▶ **Given data**:
★ ★ ★

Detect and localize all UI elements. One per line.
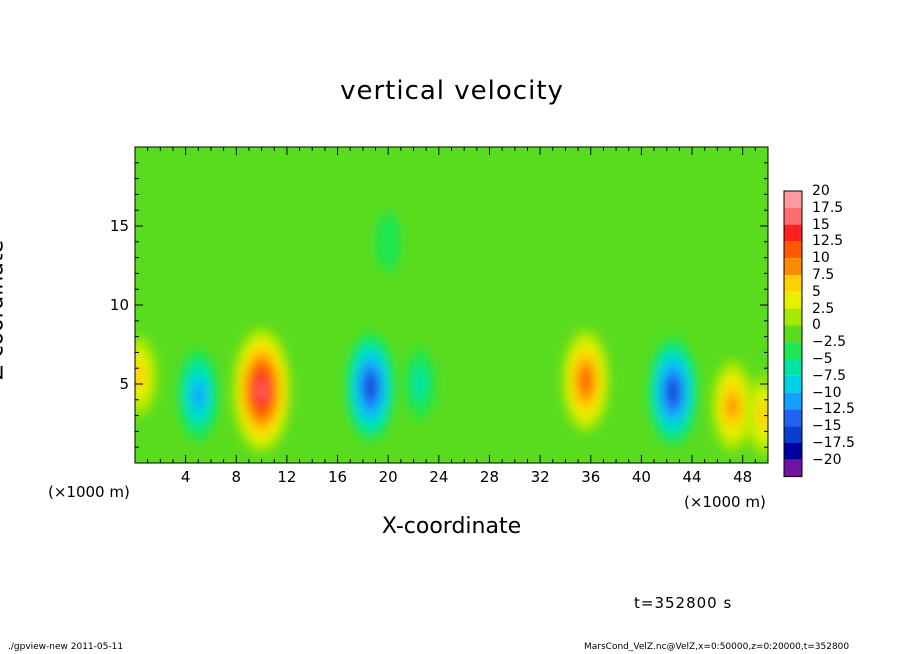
heatmap-cell: [711, 360, 754, 453]
axis-ticks: [135, 147, 768, 463]
heatmap-contour: [375, 212, 401, 272]
colorbar-label: 15: [812, 216, 830, 233]
heatmap-contour: [580, 370, 591, 392]
colorbar-label: −12.5: [812, 401, 855, 418]
colorbar-swatch: [784, 459, 802, 477]
heatmap-contour: [727, 394, 738, 418]
x-tick-label: 20: [378, 468, 398, 486]
colorbar-label: 10: [812, 250, 830, 267]
colorbar-label: 5: [812, 283, 821, 300]
x-axis-unit-left: (×1000 m): [48, 483, 130, 501]
heatmap-features: [135, 212, 768, 457]
colorbar-swatch: [784, 392, 802, 410]
x-tick-label: 36: [581, 468, 601, 486]
heatmap-cell: [375, 212, 401, 272]
heatmap-contour: [412, 366, 428, 402]
heatmap-contour: [758, 402, 768, 430]
x-tick-label: 32: [530, 468, 550, 486]
colorbar-swatch: [784, 207, 802, 225]
colorbar-swatch: [784, 258, 802, 275]
x-tick-label: 8: [231, 468, 242, 486]
y-axis-label: Z-coordinate: [0, 240, 9, 380]
colorbar-swatch: [784, 241, 802, 259]
x-tick-label: 16: [328, 468, 348, 486]
colorbar-label: −10: [812, 384, 842, 401]
y-tick-label: 10: [109, 296, 129, 314]
colorbar-label: −7.5: [812, 367, 846, 384]
colorbar-swatch: [784, 443, 802, 460]
y-tick-label: 5: [119, 375, 129, 393]
colorbar-label: −17.5: [812, 435, 855, 451]
colorbar-label: −2.5: [812, 334, 846, 351]
heatmap-cell: [745, 375, 768, 457]
time-label: t=352800 s: [634, 594, 733, 612]
colorbar-swatch: [784, 308, 802, 326]
colorbar-frame: [783, 190, 803, 478]
colorbar-swatch: [784, 325, 802, 343]
x-tick-label: 24: [429, 468, 449, 486]
colorbar-swatch: [784, 375, 802, 393]
y-tick-label: 15: [109, 217, 129, 235]
heatmap-cell: [404, 349, 436, 419]
footer-data-source: MarsCond_VelZ.nc@VelZ,x=0:50000,z=0:2000…: [584, 642, 850, 652]
x-tick-label: 12: [277, 468, 297, 486]
colorbar-swatch: [784, 191, 802, 208]
colorbar-label: 12.5: [812, 233, 844, 250]
x-axis-unit-right: (×1000 m): [684, 493, 766, 511]
x-tick-label: 44: [682, 468, 702, 486]
colorbar-label: −20: [812, 451, 842, 468]
colorbar-swatch: [784, 224, 802, 242]
colorbar-label: 20: [812, 183, 830, 199]
colorbar-label: 2.5: [812, 300, 835, 317]
heatmap-plot-area: [135, 147, 768, 463]
heatmap-cell: [345, 332, 396, 442]
colorbar-label: 0: [812, 317, 821, 334]
heatmap-contour: [668, 382, 678, 402]
colorbar-label: 7.5: [812, 267, 835, 283]
heatmap-contour: [193, 383, 204, 407]
colorbar-label: 17.5: [812, 199, 844, 216]
x-tick-label: 4: [180, 468, 191, 486]
heatmap-cell: [647, 337, 699, 447]
colorbar-swatch: [784, 409, 802, 427]
heatmap-cell: [561, 329, 610, 433]
footer-program-date: ./gpview-new 2011-05-11: [8, 642, 124, 652]
chart-title: vertical velocity: [340, 76, 564, 106]
x-tick-label: 28: [479, 468, 500, 486]
colorbar-label: −5: [812, 351, 833, 367]
heatmap-cell: [135, 335, 158, 417]
colorbar-swatch: [784, 291, 802, 309]
heatmap-cell: [232, 327, 291, 453]
heatmap-contour: [366, 378, 375, 397]
colorbar-swatch: [784, 275, 802, 292]
colorbar-swatch: [784, 342, 802, 359]
colorbar-label: −15: [812, 418, 842, 435]
x-tick-label: 48: [733, 468, 753, 486]
x-axis-label: X-coordinate: [381, 514, 522, 539]
colorbar-swatch: [784, 359, 802, 376]
heatmap-contour: [257, 381, 266, 400]
heatmap-cell: [177, 349, 220, 442]
colorbar-swatch: [784, 426, 802, 443]
colorbar: [783, 190, 803, 478]
x-tick-label: 40: [631, 468, 651, 486]
heatmap-contour: [135, 362, 145, 390]
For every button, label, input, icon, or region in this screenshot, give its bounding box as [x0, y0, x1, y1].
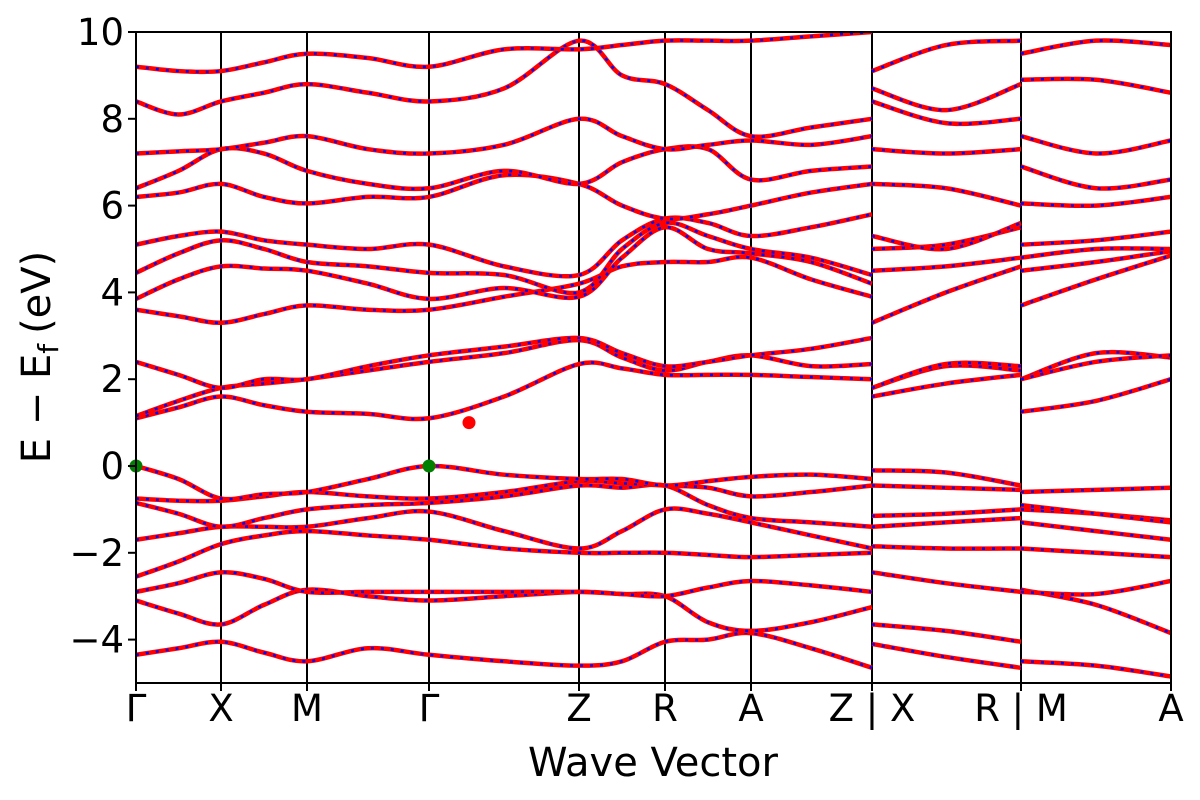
- band-dash: [136, 588, 1171, 644]
- x-tick-label: Γ: [419, 687, 440, 730]
- y-label-sub: f: [32, 343, 65, 354]
- band-dash: [136, 631, 1171, 678]
- band-line: [136, 38, 1171, 139]
- extremum-point: [462, 416, 476, 430]
- x-tick-label: Z: [566, 687, 591, 730]
- band-line: [136, 172, 1171, 222]
- x-tick-label: A: [1158, 687, 1183, 730]
- band-line: [136, 360, 1171, 422]
- band-dash: [136, 336, 1171, 390]
- y-tick-label: −4: [69, 619, 124, 662]
- y-tick-label: 10: [77, 11, 124, 54]
- extrema: [129, 416, 476, 473]
- y-tick-label: 0: [100, 445, 124, 488]
- grid: [135, 32, 1172, 683]
- y-tick-label: −2: [69, 532, 124, 575]
- bands: [136, 32, 1171, 679]
- x-tick-label: R: [652, 687, 678, 730]
- axes: −4 −2 0 2 4 6 8 10 Γ X M Γ Z R A Z | X R | M A: [69, 11, 1183, 730]
- band-dash: [136, 32, 1171, 74]
- band-line: [136, 335, 1171, 391]
- x-tick-label: Γ: [126, 687, 147, 730]
- band-dash: [136, 145, 1171, 191]
- band-line: [136, 253, 1171, 326]
- band-dash: [136, 100, 1171, 155]
- y-axis-label: E − Ef (eV): [14, 251, 65, 464]
- x-tick-label: X: [208, 687, 233, 730]
- x-tick-label: Z | X: [829, 687, 916, 730]
- y-tick-label: 4: [100, 271, 124, 314]
- band-dash: [136, 226, 1171, 301]
- band-dash: [136, 529, 1171, 578]
- band-dash: [136, 483, 1171, 529]
- y-label-unit: (eV): [14, 251, 60, 334]
- band-dash: [136, 464, 1171, 501]
- plot-frame: [135, 31, 1172, 684]
- band-dash: [136, 254, 1171, 325]
- y-label-main: E − E: [14, 354, 60, 464]
- band-line: [136, 528, 1171, 579]
- band-line: [136, 32, 1171, 75]
- x-tick-label: A: [738, 687, 763, 730]
- x-tick-label: M: [291, 687, 323, 730]
- y-tick-label: 2: [100, 358, 124, 401]
- band-dash: [136, 213, 1171, 278]
- y-tick-label: 6: [100, 185, 124, 228]
- y-tick-label: 8: [100, 98, 124, 141]
- band-dash: [136, 479, 1171, 524]
- band-dash: [136, 571, 1171, 598]
- band-dash: [136, 221, 1171, 295]
- x-axis-label: Wave Vector: [528, 740, 779, 786]
- x-tick-label: R | M: [974, 687, 1068, 730]
- extremum-point: [422, 459, 436, 473]
- band-dash: [136, 173, 1171, 221]
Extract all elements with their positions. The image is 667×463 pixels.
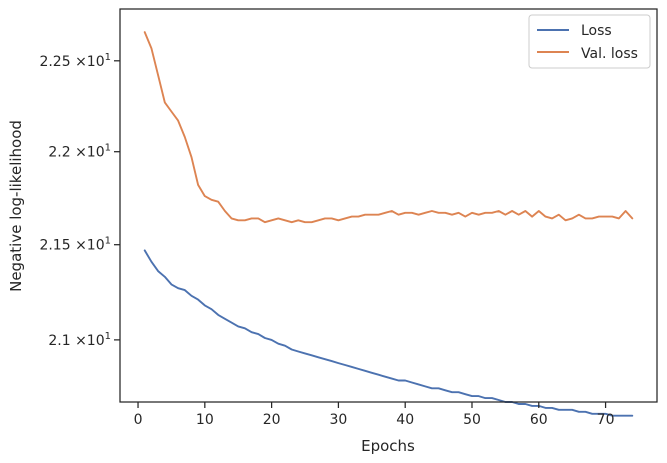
y-tick-label: 2.15 ×101: [39, 236, 111, 254]
series-layer: [143, 31, 634, 417]
plot-frame: [119, 8, 658, 403]
x-tick-label: 30: [329, 412, 347, 428]
legend-box: [528, 14, 651, 69]
y-tick-label: 2.25 ×101: [39, 52, 111, 70]
x-axis-ticks: 0 10 20 30 40 50 60 70: [134, 402, 615, 428]
x-tick-label: 60: [530, 412, 548, 428]
x-tick-label: 50: [463, 412, 481, 428]
x-tick-label: 0: [134, 412, 143, 428]
legend-label-val-loss: Val. loss: [581, 46, 638, 62]
y-axis-label: Negative log-likelihood: [7, 120, 25, 292]
legend: Loss Val. loss: [528, 14, 651, 69]
series-line-val-loss: [143, 31, 634, 224]
series-line-loss: [143, 249, 634, 417]
x-tick-label: 10: [196, 412, 214, 428]
x-tick-label: 20: [263, 412, 281, 428]
legend-label-loss: Loss: [581, 23, 612, 39]
y-tick-label: 2.1 ×101: [48, 331, 111, 349]
x-axis-label: Epochs: [361, 437, 415, 455]
x-tick-label: 40: [396, 412, 414, 428]
y-axis-ticks: 2.1 ×101 2.15 ×101 2.2 ×101 2.25 ×101: [39, 52, 120, 349]
x-tick-label: 70: [597, 412, 615, 428]
y-tick-label: 2.2 ×101: [48, 143, 111, 161]
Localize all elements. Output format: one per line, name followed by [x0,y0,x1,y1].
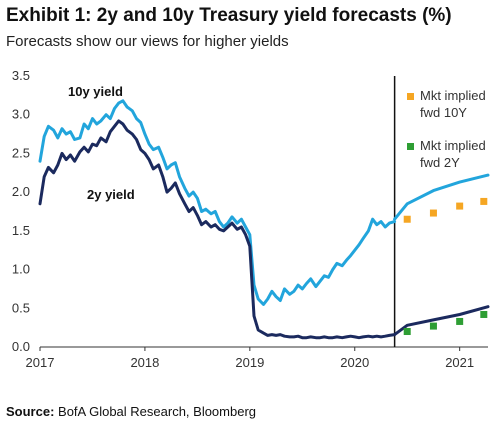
y-tick-label-7: 3.5 [12,68,30,83]
marker-fwd-10y-0 [403,215,411,223]
series-line-10y-yield [38,99,397,306]
marker-fwd-10y-1 [429,209,437,217]
y-tick-label-4: 2.0 [12,184,30,199]
y-tick-label-6: 3.0 [12,107,30,122]
y-tick-label-2: 1.0 [12,262,30,277]
label-10y-yield: 10y yield [68,84,123,99]
legend-line2-0: fwd 10Y [420,105,467,120]
legend-line1-0: Mkt implied [420,88,486,103]
series-line-2y-yield [38,119,397,340]
source-text: BofA Global Research, Bloomberg [54,404,257,419]
series-line-10y-forecast [393,173,490,221]
x-tick-label-1: 2018 [130,355,159,370]
x-tick-label-3: 2020 [340,355,369,370]
x-tick-label-2: 2019 [235,355,264,370]
x-tick-label-4: 2021 [445,355,474,370]
label-2y-yield: 2y yield [87,187,135,202]
y-tick-label-3: 1.5 [12,223,30,238]
marker-fwd-10y-2 [456,202,464,210]
y-tick-label-1: 0.5 [12,300,30,315]
marker-fwd-2y-0 [403,328,411,336]
x-tick-label-0: 2017 [26,355,55,370]
marker-fwd-2y-2 [456,317,464,325]
chart-subtitle: Forecasts show our views for higher yiel… [6,33,289,50]
legend-swatch-1 [407,143,414,150]
legend-line1-1: Mkt implied [420,138,486,153]
legend-line2-1: fwd 2Y [420,155,460,170]
y-tick-label-5: 2.5 [12,145,30,160]
source-label: Source: [6,404,55,419]
marker-fwd-2y-1 [429,322,437,330]
y-tick-label-0: 0.0 [12,339,30,354]
series-line-2y-forecast [393,305,490,337]
legend-swatch-0 [407,93,414,100]
source-note: Source: BofA Global Research, Bloomberg [6,404,256,419]
marker-fwd-2y-3 [480,310,488,318]
marker-fwd-10y-3 [480,197,488,205]
chart-title: Exhibit 1: 2y and 10y Treasury yield for… [6,5,452,26]
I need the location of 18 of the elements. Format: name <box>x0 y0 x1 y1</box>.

★ ★ ★

Pick out every line in the data above that contains the string "chart".

chart-title: vertical velocity: [340, 76, 564, 106]
chart-subtitle: Forecasts show our views for higher yiel… [6,33,289,50]
chart-title: Exhibit 1: 2y and 10y Treasury yield for… [6,5,452,26]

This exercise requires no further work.